#### [Required tasks]
• a. Copy the text of the accountability passage between "Here are some" and "Passion precede accountability.", inclusive.
• b. Summarize the accountability passage in two sentences.

#### [Page extract]
List the people in your life who are accountable, people you know you can count on. Think of what it’s like to be around people who keep their promises, who see blame as a waste of time, who stand up and take ownership for problems, who have no time for excuses, who make sure the job gets done. These people bring energy to a relationship. They make trust and creativity possible. They don’t waste time with regret; they put their energy into solutions. Accountable people put a higher value on character than on comfort. They have the courage to meet the demands of reality – without any room for criticizing or fault finding. Accountable people make integrity real and produce results.

Accountability Quotes

Here are some of my favourite accountability quotes that I have written – or collected -over the years:

An agreement is defined as anything you have said you would do, or anything you have said you would not do. Successful living, working, and leading, depends on learning to be accountable, to make and keep your agreements. Accountability is what makes integrity real.

Accountability is the keystone on the bridge of trust.

If you want someone to be more accountable, start by encouraging them to be more passionate. If you aren’t accountable, you haven’t found enough reasons to be accountable. Vision and Passion precede accountability.

If people don’t own it, they won’t do it.

#### [Material shown]
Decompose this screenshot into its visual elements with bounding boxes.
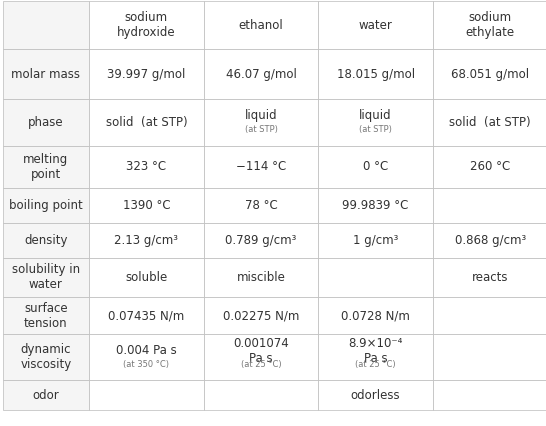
Text: 1390 °C: 1390 °C [122,199,170,212]
Bar [433,146,546,188]
Text: reacts: reacts [472,271,508,284]
Text: sodium
ethylate: sodium ethylate [466,11,515,39]
Bar [204,146,318,188]
Bar [318,49,433,99]
Text: (at 25 °C): (at 25 °C) [241,360,281,369]
Bar [3,99,89,146]
Text: molar mass: molar mass [11,68,80,81]
Bar [89,1,204,49]
Bar [89,223,204,258]
Text: liquid: liquid [245,109,277,122]
Text: 99.9839 °C: 99.9839 °C [342,199,409,212]
Bar [89,334,204,380]
Text: 8.9×10⁻⁴
Pa s: 8.9×10⁻⁴ Pa s [348,337,403,365]
Text: density: density [24,234,68,247]
Bar [3,223,89,258]
Bar [204,223,318,258]
Bar [204,49,318,99]
Bar [433,99,546,146]
Bar [318,334,433,380]
Text: liquid: liquid [359,109,392,122]
Bar [89,146,204,188]
Bar [318,380,433,410]
Bar [433,1,546,49]
Bar [433,380,546,410]
Text: (at 350 °C): (at 350 °C) [123,360,169,369]
Text: miscible: miscible [236,271,286,284]
Bar [89,188,204,223]
Text: ethanol: ethanol [239,19,283,32]
Text: 78 °C: 78 °C [245,199,277,212]
Bar [3,258,89,297]
Bar [3,297,89,334]
Bar [204,188,318,223]
Text: 0.07435 N/m: 0.07435 N/m [108,309,185,322]
Text: surface
tension: surface tension [24,302,68,330]
Text: 0.0728 N/m: 0.0728 N/m [341,309,410,322]
Bar [3,380,89,410]
Text: odorless: odorless [351,389,400,402]
Text: solubility in
water: solubility in water [12,263,80,291]
Text: 260 °C: 260 °C [470,160,511,173]
Bar [3,49,89,99]
Text: (at STP): (at STP) [359,125,392,134]
Text: solid  (at STP): solid (at STP) [449,116,531,129]
Text: soluble: soluble [125,271,168,284]
Bar [318,223,433,258]
Bar [3,334,89,380]
Text: melting
point: melting point [23,153,68,181]
Text: phase: phase [28,116,64,129]
Bar [204,1,318,49]
Bar [318,146,433,188]
Bar [433,188,546,223]
Text: dynamic
viscosity: dynamic viscosity [20,343,72,371]
Bar [3,188,89,223]
Bar [433,49,546,99]
Text: 0 °C: 0 °C [363,160,388,173]
Text: sodium
hydroxide: sodium hydroxide [117,11,176,39]
Bar [3,1,89,49]
Text: 68.051 g/mol: 68.051 g/mol [451,68,530,81]
Text: 46.07 g/mol: 46.07 g/mol [225,68,296,81]
Text: 0.001074
Pa s: 0.001074 Pa s [233,337,289,365]
Bar [204,99,318,146]
Text: solid  (at STP): solid (at STP) [105,116,187,129]
Bar [433,334,546,380]
Text: 0.004 Pa s: 0.004 Pa s [116,344,177,357]
Text: boiling point: boiling point [9,199,83,212]
Bar [89,258,204,297]
Bar [89,297,204,334]
Bar [204,334,318,380]
Bar [3,146,89,188]
Bar [318,297,433,334]
Text: 2.13 g/cm³: 2.13 g/cm³ [114,234,179,247]
Text: 323 °C: 323 °C [126,160,167,173]
Text: odor: odor [33,389,59,402]
Text: water: water [359,19,393,32]
Text: 1 g/cm³: 1 g/cm³ [353,234,399,247]
Text: 0.02275 N/m: 0.02275 N/m [223,309,299,322]
Text: 0.868 g/cm³: 0.868 g/cm³ [455,234,526,247]
Bar [318,258,433,297]
Bar [318,1,433,49]
Bar [204,380,318,410]
Bar [433,258,546,297]
Bar [89,380,204,410]
Bar [433,297,546,334]
Text: (at 25 °C): (at 25 °C) [355,360,396,369]
Bar [89,49,204,99]
Bar [318,99,433,146]
Bar [433,223,546,258]
Text: 39.997 g/mol: 39.997 g/mol [107,68,186,81]
Bar [89,99,204,146]
Text: (at STP): (at STP) [245,125,277,134]
Text: 0.789 g/cm³: 0.789 g/cm³ [225,234,296,247]
Text: −114 °C: −114 °C [236,160,286,173]
Bar [318,188,433,223]
Bar [204,297,318,334]
Bar [204,258,318,297]
Text: 18.015 g/mol: 18.015 g/mol [336,68,415,81]
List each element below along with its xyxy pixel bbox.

#### [Solution list]
• a.
Here are some of my favourite accountability quotes that I have written – or collected -over the years:

An agreement is defined as anything you have said you would do, or anything you have said you would not do. Successful living, working, and leading, depends on learning to be accountable, to make and keep your agreements. Accountability is what makes integrity real.

Accountability is the keystone on the bridge of trust.

If you want someone to be more accountable, start by encouraging them to be more passionate. If you aren’t accountable, you haven’t found enough reasons to be accountable. Vision and Passion precede accountability.

• b. Accountable people keep their promises, take ownership of problems without blame or excuses, and put their energy into solutions, which makes trust and creativity possible. The quotes that follow define an agreement as anything you have said you would or would not do, and they call accountability what makes integrity real.